■ **Your tasks**
• A. In the container registry text, rewrite the part that opens with the words containing "The fully managed" and closes with "just import them.", swapping "Kubernetes" for "AKS".
• B. In the container registry text, which characters must the ACR name not contain?

■ **Text segment**

-- -- --

📦 Container Registry & Images
We will deploy & use a private registry to hold the application container images. This is not strictly necessary as we could pull the images directly from the public, however using a private registry is a more realistic approach.
The fully managed Azure Container Registry is what we will be using for this workshop.
🚀 ACR Deployment
Deploying a new ACR is very simple:
az acr create --name $ACR_NAME --resource-group $RES_GROUP \
--sku Standard \
--admin-enabled true
When you pick a name for the resource with
$ACR_NAME
, this has to be globally unique, and not contain any underscores, dots or hyphens. Name must also be in lowercase.
📥 Importing Images
For the sake of speed and maintaining the focus on Kubernetes we will import pre-built images from another public registry (GitHub Container Registry), rather than build them from source.
We will cover what the application does and what these containers are for in the next section, for now we can just import them.

-- -- --

■ **Information given**

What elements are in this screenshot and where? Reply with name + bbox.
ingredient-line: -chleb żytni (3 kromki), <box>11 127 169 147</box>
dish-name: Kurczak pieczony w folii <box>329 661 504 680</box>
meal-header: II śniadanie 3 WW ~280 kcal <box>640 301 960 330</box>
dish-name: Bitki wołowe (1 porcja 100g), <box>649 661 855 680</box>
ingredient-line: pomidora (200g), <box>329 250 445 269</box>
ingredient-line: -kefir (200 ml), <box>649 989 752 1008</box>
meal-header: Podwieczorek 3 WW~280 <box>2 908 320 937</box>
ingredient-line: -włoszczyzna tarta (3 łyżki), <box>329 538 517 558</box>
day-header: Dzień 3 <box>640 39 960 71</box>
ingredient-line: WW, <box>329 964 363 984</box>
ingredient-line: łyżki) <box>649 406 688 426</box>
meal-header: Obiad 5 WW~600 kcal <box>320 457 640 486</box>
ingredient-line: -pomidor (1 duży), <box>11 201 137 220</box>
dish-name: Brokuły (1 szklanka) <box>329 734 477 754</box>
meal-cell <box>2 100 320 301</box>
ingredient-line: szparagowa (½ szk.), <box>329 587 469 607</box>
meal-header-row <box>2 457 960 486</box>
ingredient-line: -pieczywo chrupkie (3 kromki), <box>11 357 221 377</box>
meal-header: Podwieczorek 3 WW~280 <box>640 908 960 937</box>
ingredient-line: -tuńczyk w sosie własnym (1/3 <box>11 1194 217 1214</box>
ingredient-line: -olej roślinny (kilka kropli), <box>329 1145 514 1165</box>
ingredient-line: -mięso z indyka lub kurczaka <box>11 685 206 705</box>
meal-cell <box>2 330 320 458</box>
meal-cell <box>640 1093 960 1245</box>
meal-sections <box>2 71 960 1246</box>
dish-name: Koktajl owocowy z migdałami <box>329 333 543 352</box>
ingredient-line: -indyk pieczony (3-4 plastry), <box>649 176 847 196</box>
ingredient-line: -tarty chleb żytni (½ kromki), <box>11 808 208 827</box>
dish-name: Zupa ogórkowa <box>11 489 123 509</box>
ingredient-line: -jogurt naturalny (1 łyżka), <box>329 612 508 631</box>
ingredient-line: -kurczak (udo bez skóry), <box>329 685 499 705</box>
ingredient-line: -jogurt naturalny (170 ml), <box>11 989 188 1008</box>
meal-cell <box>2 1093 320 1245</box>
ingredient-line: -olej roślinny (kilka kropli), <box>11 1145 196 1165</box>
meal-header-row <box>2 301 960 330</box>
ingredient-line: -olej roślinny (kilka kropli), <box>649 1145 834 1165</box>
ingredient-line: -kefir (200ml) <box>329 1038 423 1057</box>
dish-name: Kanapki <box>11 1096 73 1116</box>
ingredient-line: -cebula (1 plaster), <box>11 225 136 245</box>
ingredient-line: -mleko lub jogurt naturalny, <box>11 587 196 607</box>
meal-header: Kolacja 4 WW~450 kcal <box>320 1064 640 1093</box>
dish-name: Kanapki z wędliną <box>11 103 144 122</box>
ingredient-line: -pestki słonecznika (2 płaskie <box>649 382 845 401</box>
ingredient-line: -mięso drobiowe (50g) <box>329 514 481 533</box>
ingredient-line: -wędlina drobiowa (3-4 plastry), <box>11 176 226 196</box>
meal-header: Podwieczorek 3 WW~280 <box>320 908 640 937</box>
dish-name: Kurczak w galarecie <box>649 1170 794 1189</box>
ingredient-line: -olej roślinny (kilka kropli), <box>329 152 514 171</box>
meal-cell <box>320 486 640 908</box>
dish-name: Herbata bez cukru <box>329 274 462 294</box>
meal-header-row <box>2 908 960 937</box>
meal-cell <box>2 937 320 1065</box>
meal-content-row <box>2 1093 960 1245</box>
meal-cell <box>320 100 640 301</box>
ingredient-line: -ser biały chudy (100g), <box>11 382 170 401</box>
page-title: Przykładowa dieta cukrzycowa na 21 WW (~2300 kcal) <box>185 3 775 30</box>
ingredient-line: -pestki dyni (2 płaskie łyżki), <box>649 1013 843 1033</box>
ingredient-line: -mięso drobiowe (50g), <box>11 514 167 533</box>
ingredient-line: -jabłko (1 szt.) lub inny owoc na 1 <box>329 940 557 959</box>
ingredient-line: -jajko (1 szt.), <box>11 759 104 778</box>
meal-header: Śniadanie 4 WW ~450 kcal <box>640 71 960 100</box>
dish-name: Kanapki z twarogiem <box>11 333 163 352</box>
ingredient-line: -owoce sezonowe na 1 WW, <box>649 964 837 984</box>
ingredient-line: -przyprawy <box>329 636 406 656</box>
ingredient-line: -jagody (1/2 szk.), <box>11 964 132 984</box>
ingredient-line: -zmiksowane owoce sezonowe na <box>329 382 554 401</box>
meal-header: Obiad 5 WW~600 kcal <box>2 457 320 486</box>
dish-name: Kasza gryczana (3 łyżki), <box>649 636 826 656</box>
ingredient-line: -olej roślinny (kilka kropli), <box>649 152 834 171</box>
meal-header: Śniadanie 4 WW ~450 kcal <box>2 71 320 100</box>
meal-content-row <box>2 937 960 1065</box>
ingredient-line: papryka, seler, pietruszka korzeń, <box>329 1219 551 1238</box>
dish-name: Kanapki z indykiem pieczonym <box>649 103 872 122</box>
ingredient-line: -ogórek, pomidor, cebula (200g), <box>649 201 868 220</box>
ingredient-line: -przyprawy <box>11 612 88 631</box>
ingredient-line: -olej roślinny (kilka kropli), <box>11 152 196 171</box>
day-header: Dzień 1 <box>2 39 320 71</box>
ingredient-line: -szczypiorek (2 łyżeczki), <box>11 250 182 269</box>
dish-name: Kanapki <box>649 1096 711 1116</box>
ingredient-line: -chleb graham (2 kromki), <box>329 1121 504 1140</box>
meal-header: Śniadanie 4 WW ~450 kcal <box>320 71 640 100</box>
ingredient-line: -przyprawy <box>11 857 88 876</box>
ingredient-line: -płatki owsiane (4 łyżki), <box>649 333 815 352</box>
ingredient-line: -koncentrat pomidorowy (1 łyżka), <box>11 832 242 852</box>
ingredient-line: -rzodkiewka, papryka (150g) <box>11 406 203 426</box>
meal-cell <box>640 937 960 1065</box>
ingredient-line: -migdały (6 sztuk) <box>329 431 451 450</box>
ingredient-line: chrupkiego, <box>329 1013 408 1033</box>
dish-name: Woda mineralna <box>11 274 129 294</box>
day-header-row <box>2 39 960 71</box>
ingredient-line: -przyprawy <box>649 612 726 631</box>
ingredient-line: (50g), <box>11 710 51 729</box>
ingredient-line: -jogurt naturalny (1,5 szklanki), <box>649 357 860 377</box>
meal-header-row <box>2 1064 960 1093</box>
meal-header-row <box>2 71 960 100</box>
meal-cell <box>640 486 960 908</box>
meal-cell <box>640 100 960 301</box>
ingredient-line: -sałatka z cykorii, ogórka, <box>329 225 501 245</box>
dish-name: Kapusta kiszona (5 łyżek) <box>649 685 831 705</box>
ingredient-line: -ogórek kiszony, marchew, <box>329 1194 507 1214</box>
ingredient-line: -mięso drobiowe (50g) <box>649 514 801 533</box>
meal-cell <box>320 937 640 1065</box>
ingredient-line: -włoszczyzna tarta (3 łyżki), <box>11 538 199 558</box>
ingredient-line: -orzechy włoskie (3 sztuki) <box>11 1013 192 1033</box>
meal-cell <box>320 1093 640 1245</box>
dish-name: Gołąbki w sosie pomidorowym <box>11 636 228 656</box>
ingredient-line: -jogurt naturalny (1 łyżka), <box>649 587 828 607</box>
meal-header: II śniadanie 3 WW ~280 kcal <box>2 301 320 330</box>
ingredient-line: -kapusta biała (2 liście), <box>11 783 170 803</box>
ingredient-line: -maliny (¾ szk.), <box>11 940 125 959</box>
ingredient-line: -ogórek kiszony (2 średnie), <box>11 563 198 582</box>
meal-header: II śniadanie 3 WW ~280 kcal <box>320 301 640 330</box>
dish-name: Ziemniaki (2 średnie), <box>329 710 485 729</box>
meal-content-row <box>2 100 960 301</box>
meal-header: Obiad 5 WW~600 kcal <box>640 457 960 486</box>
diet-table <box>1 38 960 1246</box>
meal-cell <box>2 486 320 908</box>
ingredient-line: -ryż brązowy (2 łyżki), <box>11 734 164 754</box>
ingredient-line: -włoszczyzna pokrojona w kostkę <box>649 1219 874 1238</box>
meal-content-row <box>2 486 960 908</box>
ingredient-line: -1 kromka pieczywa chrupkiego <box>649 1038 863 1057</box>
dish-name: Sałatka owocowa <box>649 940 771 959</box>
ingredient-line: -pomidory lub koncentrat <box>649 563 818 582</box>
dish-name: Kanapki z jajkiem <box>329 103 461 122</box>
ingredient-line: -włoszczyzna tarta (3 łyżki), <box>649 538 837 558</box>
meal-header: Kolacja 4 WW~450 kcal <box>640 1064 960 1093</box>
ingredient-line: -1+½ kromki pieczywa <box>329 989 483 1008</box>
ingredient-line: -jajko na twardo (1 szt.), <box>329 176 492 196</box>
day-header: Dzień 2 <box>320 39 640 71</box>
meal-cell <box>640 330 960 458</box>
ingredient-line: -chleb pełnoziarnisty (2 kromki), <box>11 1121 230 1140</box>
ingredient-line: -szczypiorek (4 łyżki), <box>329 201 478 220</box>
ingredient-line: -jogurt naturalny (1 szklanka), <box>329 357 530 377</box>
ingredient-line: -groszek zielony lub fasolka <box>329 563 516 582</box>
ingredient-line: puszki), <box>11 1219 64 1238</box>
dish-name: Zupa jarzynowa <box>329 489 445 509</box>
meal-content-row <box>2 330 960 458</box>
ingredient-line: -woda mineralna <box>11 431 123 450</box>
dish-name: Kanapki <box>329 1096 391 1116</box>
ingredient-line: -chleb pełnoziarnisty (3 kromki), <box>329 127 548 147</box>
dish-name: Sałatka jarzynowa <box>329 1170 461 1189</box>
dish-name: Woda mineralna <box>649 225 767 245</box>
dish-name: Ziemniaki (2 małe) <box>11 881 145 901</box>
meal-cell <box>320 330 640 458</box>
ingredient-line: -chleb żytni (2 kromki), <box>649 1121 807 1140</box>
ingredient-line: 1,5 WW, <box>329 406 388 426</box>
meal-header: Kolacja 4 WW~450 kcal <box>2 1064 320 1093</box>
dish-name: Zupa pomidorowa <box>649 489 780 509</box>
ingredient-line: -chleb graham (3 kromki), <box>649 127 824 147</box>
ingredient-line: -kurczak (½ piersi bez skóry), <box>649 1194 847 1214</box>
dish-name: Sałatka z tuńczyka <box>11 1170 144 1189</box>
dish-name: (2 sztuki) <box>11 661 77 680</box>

-- -- --

■ **Responses in order**
• A.
The fully managed Azure Container Registry is what we will be using for this workshop.
🚀 ACR Deployment
Deploying a new ACR is very simple:
az acr create --name $ACR_NAME --resource-group $RES_GROUP \
--sku Standard \
--admin-enabled true
When you pick a name for the resource with
$ACR_NAME
, this has to be globally unique, and not contain any underscores, dots or hyphens. Name must also be in lowercase.
📥 Importing Images
For the sake of speed and maintaining the focus on AKS we will import pre-built images from another public registry (GitHub Container Registry), rather than build them from source.
We will cover what the application does and what these containers are for in the next section, for now we can just import them.

• B. Underscores, dots, or hyphens.